GOAL – Scan the lines below for the string "text" and copy every one that has it.
————
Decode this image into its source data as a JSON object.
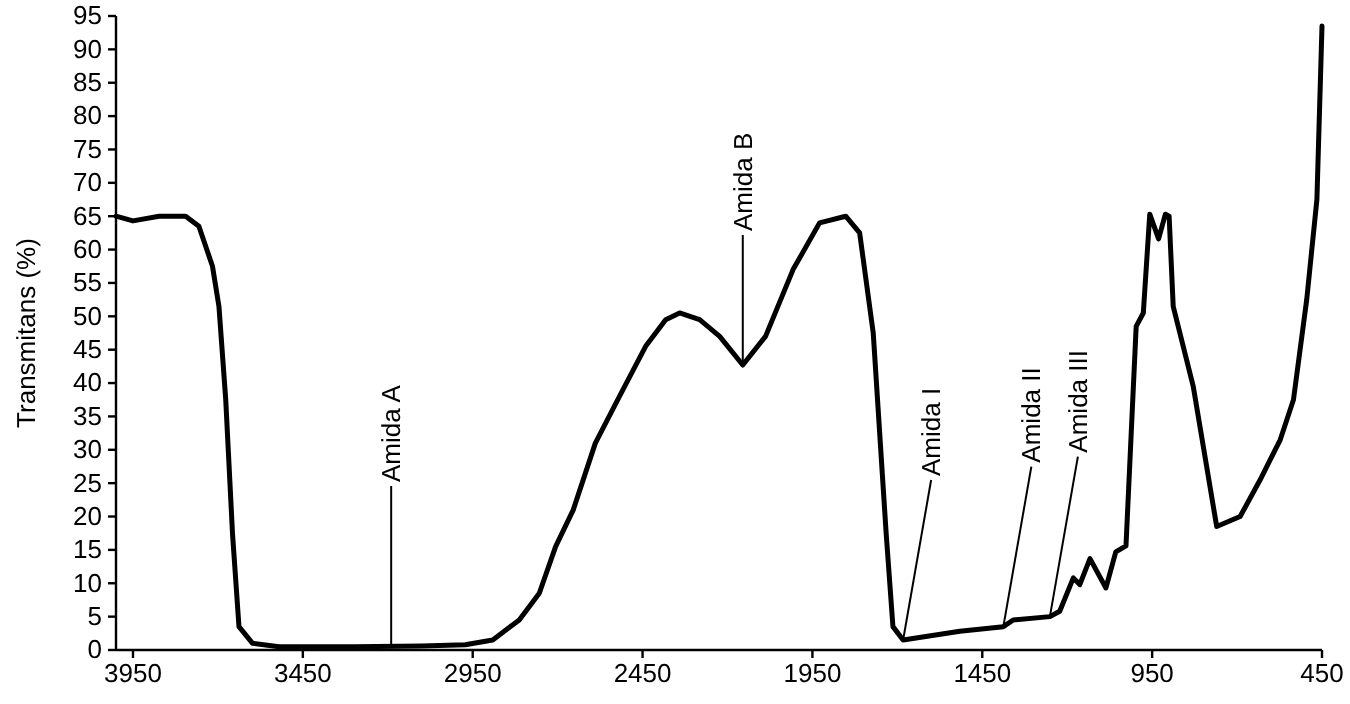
{
  "chart_data": {
    "type": "line",
    "ylabel": "Transmitans (%)",
    "x": [
      4000,
      3950,
      3873,
      3795,
      3756,
      3716,
      3697,
      3677,
      3657,
      3638,
      3598,
      3520,
      3300,
      3100,
      2972,
      2891,
      2813,
      2754,
      2706,
      2654,
      2589,
      2518,
      2441,
      2382,
      2341,
      2282,
      2223,
      2155,
      2088,
      2007,
      1929,
      1852,
      1811,
      1771,
      1733,
      1713,
      1683,
      1516,
      1388,
      1359,
      1251,
      1222,
      1182,
      1163,
      1133,
      1086,
      1057,
      1027,
      997,
      976,
      957,
      931,
      911,
      900,
      888,
      829,
      760,
      691,
      632,
      573,
      534,
      495,
      465,
      450
    ],
    "series": [
      {
        "color": "#000000",
        "values": [
          65,
          64.3,
          65,
          65,
          63.5,
          57.5,
          51.5,
          37.5,
          17.4,
          3.5,
          1,
          0.5,
          0.5,
          0.6,
          0.8,
          1.5,
          4.5,
          8.5,
          15.5,
          21,
          31,
          38,
          45.5,
          49.5,
          50.5,
          49.5,
          47,
          42.7,
          47,
          57,
          64,
          65,
          62.5,
          47.5,
          17.5,
          3.5,
          1.5,
          2.8,
          3.5,
          4.5,
          5,
          5.8,
          10.8,
          9.8,
          13.7,
          9.3,
          14.7,
          15.6,
          48.5,
          50.5,
          65.3,
          61.6,
          65.3,
          65,
          51.5,
          39.5,
          18.5,
          20,
          25.5,
          31.5,
          37.5,
          52.5,
          67.5,
          93.5
        ]
      }
    ],
    "xlim": [
      4000,
      450
    ],
    "xticks": [
      3950,
      3450,
      2950,
      2450,
      1950,
      1450,
      950,
      450
    ],
    "ylim": [
      0,
      95
    ],
    "yticks": [
      0,
      5,
      10,
      15,
      20,
      25,
      30,
      35,
      40,
      45,
      50,
      55,
      60,
      65,
      70,
      75,
      80,
      85,
      90,
      95
    ],
    "grid": false,
    "marker": "none",
    "line_style": "solid",
    "annotations": [
      {
        "text": "Amida A",
        "x": 3190,
        "y": 0.6
      },
      {
        "text": "Amida B",
        "x": 2155,
        "y": 42.7
      },
      {
        "text": "Amida I",
        "x": 1683,
        "y": 1.5
      },
      {
        "text": "Amida II",
        "x": 1388,
        "y": 3.5
      },
      {
        "text": "Amida III",
        "x": 1251,
        "y": 5
      }
    ]
  }
}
————
RESULT –
        "text": "Amida A",
        "text": "Amida B",
        "text": "Amida I",
        "text": "Amida II",
        "text": "Amida III",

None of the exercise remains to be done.